> [EXERCISE OBJECTIVE]: A single number is the answer here: how many lines of the entries contain "title"?
----- GIVEN INFORMATION -----
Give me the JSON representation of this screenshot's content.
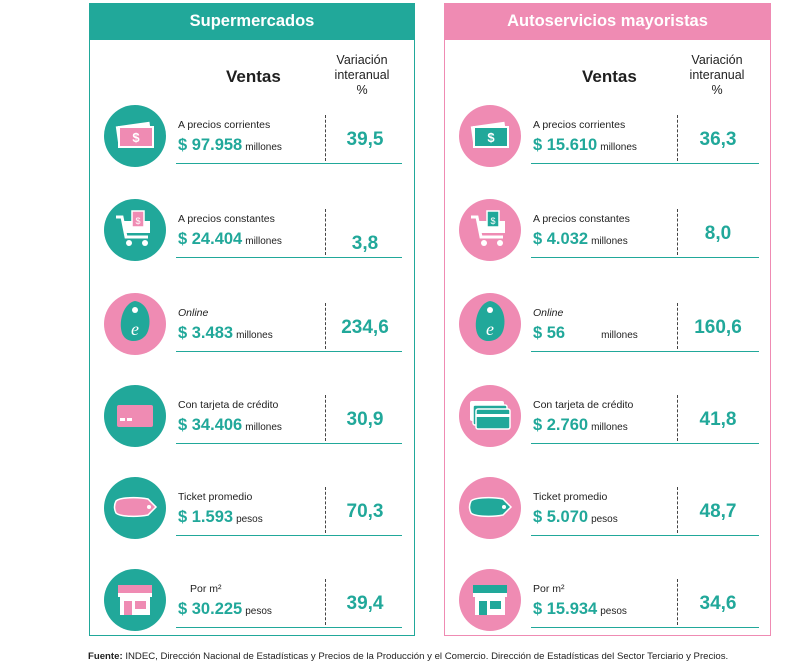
{
  "panels": {
    "left": {
      "title": "Supermercados",
      "col_ventas": "Ventas",
      "col_var_1": "Variación",
      "col_var_2": "interanual",
      "col_var_3": "%",
      "rows": [
        {
          "label": "A precios corrientes",
          "value": "$ 97.958",
          "unit": "millones",
          "pct": "39,5"
        },
        {
          "label": "A precios constantes",
          "value": "$ 24.404",
          "unit": "millones",
          "pct": "3,8"
        },
        {
          "label": "Online",
          "value": "$ 3.483",
          "unit": "millones",
          "pct": "234,6"
        },
        {
          "label": "Con tarjeta de crédito",
          "value": "$ 34.406",
          "unit": "millones",
          "pct": "30,9"
        },
        {
          "label": "Ticket promedio",
          "value": "$ 1.593",
          "unit": "pesos",
          "pct": "70,3"
        },
        {
          "label": "Por m²",
          "value": "$ 30.225",
          "unit": "pesos",
          "pct": "39,4"
        }
      ]
    },
    "right": {
      "title": "Autoservicios mayoristas",
      "col_ventas": "Ventas",
      "col_var_1": "Variación",
      "col_var_2": "interanual",
      "col_var_3": "%",
      "rows": [
        {
          "label": "A precios corrientes",
          "value": "$ 15.610",
          "unit": "millones",
          "pct": "36,3"
        },
        {
          "label": "A precios constantes",
          "value": "$ 4.032",
          "unit": "millones",
          "pct": "8,0"
        },
        {
          "label": "Online",
          "value": "$ 56",
          "unit": "millones",
          "pct": "160,6"
        },
        {
          "label": "Con tarjeta de crédito",
          "value": "$ 2.760",
          "unit": "millones",
          "pct": "41,8"
        },
        {
          "label": "Ticket promedio",
          "value": "$ 5.070",
          "unit": "pesos",
          "pct": "48,7"
        },
        {
          "label": "Por m²",
          "value": "$ 15.934",
          "unit": "pesos",
          "pct": "34,6"
        }
      ]
    }
  },
  "footer": {
    "label": "Fuente:",
    "text": " INDEC, Dirección Nacional de Estadísticas y Precios de la Producción y el Comercio. Dirección de Estadísticas del Sector Terciario y Precios."
  },
  "colors": {
    "teal": "#21a89a",
    "pink": "#ef8bb3"
  }
}
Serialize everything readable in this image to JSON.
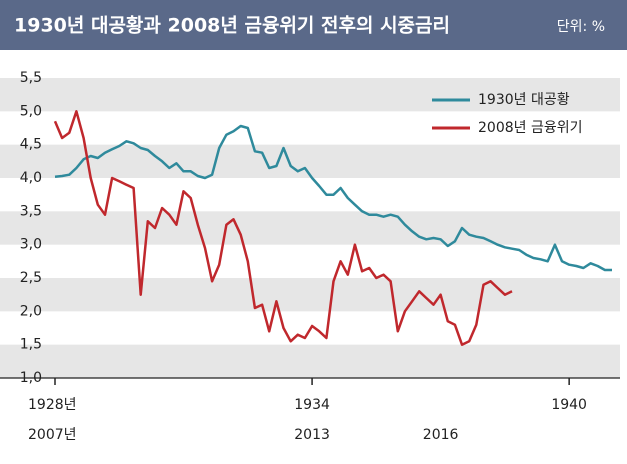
{
  "chart_data": {
    "type": "line",
    "title": "1930년 대공황과 2008년 금융위기 전후의 시중금리",
    "unit": "단위: %",
    "categories": [
      "1928년",
      null,
      null,
      null,
      null,
      null,
      null,
      null,
      null,
      null,
      null,
      null,
      null,
      null,
      null,
      null,
      null,
      null,
      null,
      null,
      null,
      null,
      null,
      null,
      null,
      null,
      null,
      null,
      null,
      null,
      null,
      null,
      null,
      null,
      null,
      null,
      "1934",
      null,
      null,
      null,
      null,
      null,
      null,
      null,
      null,
      null,
      null,
      null,
      null,
      null,
      null,
      null,
      null,
      null,
      null,
      null,
      null,
      null,
      null,
      null,
      null,
      null,
      null,
      null,
      null,
      null,
      null,
      null,
      null,
      null,
      null,
      null,
      "1940",
      null,
      null,
      null,
      null,
      null,
      null
    ],
    "categories2": [
      "2007년",
      null,
      null,
      null,
      null,
      null,
      null,
      null,
      null,
      null,
      null,
      null,
      null,
      null,
      null,
      null,
      null,
      null,
      null,
      null,
      null,
      null,
      null,
      null,
      null,
      null,
      null,
      null,
      null,
      null,
      null,
      null,
      null,
      null,
      null,
      null,
      "2013",
      null,
      null,
      null,
      null,
      null,
      null,
      null,
      null,
      null,
      null,
      null,
      null,
      null,
      null,
      null,
      null,
      null,
      "2016",
      null,
      null,
      null,
      null,
      null,
      null,
      null,
      null,
      null,
      null,
      null,
      null,
      null,
      null,
      null,
      null,
      null,
      null,
      null,
      null,
      null,
      null,
      null
    ],
    "series": [
      {
        "name": "1930년 대공황",
        "color": "#2f8a9c",
        "values": [
          4.02,
          4.03,
          4.05,
          4.15,
          4.28,
          4.33,
          4.3,
          4.38,
          4.43,
          4.48,
          4.55,
          4.52,
          4.45,
          4.42,
          4.33,
          4.25,
          4.15,
          4.22,
          4.1,
          4.1,
          4.03,
          4.0,
          4.05,
          4.45,
          4.65,
          4.7,
          4.78,
          4.75,
          4.4,
          4.38,
          4.15,
          4.18,
          4.45,
          4.18,
          4.1,
          4.15,
          4.0,
          3.88,
          3.75,
          3.75,
          3.85,
          3.7,
          3.6,
          3.5,
          3.45,
          3.45,
          3.42,
          3.45,
          3.42,
          3.3,
          3.2,
          3.12,
          3.08,
          3.1,
          3.08,
          2.98,
          3.05,
          3.25,
          3.15,
          3.12,
          3.1,
          3.05,
          3.0,
          2.96,
          2.94,
          2.92,
          2.85,
          2.8,
          2.78,
          2.75,
          3.0,
          2.75,
          2.7,
          2.68,
          2.65,
          2.72,
          2.68,
          2.62,
          2.62
        ]
      },
      {
        "name": "2008년 금융위기",
        "color": "#c0282d",
        "values": [
          4.85,
          4.6,
          4.68,
          5.0,
          4.6,
          4.0,
          3.6,
          3.45,
          4.0,
          3.95,
          3.9,
          3.85,
          2.25,
          3.35,
          3.25,
          3.55,
          3.45,
          3.3,
          3.8,
          3.7,
          3.3,
          2.95,
          2.45,
          2.7,
          3.3,
          3.38,
          3.15,
          2.75,
          2.05,
          2.1,
          1.7,
          2.15,
          1.75,
          1.55,
          1.65,
          1.6,
          1.78,
          1.7,
          1.6,
          2.45,
          2.75,
          2.55,
          3.0,
          2.6,
          2.65,
          2.5,
          2.55,
          2.45,
          1.7,
          2.0,
          2.15,
          2.3,
          2.2,
          2.1,
          2.25,
          1.85,
          1.8,
          1.5,
          1.55,
          1.8,
          2.4,
          2.45,
          2.35,
          2.25,
          2.3,
          null,
          null,
          null,
          null,
          null,
          null,
          null,
          null,
          null,
          null,
          null,
          null,
          null,
          null
        ]
      }
    ],
    "ylim": [
      1.0,
      5.5
    ],
    "yticks": [
      {
        "value": 1.0,
        "label": "1,0"
      },
      {
        "value": 1.5,
        "label": "1,5"
      },
      {
        "value": 2.0,
        "label": "2,0"
      },
      {
        "value": 2.5,
        "label": "2,5"
      },
      {
        "value": 3.0,
        "label": "3,0"
      },
      {
        "value": 3.5,
        "label": "3,5"
      },
      {
        "value": 4.0,
        "label": "4,0"
      },
      {
        "value": 4.5,
        "label": "4,5"
      },
      {
        "value": 5.0,
        "label": "5,0"
      },
      {
        "value": 5.5,
        "label": "5,5"
      }
    ],
    "grid": true,
    "legend": "upper right"
  }
}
-----
> [TASK RESULT]: 3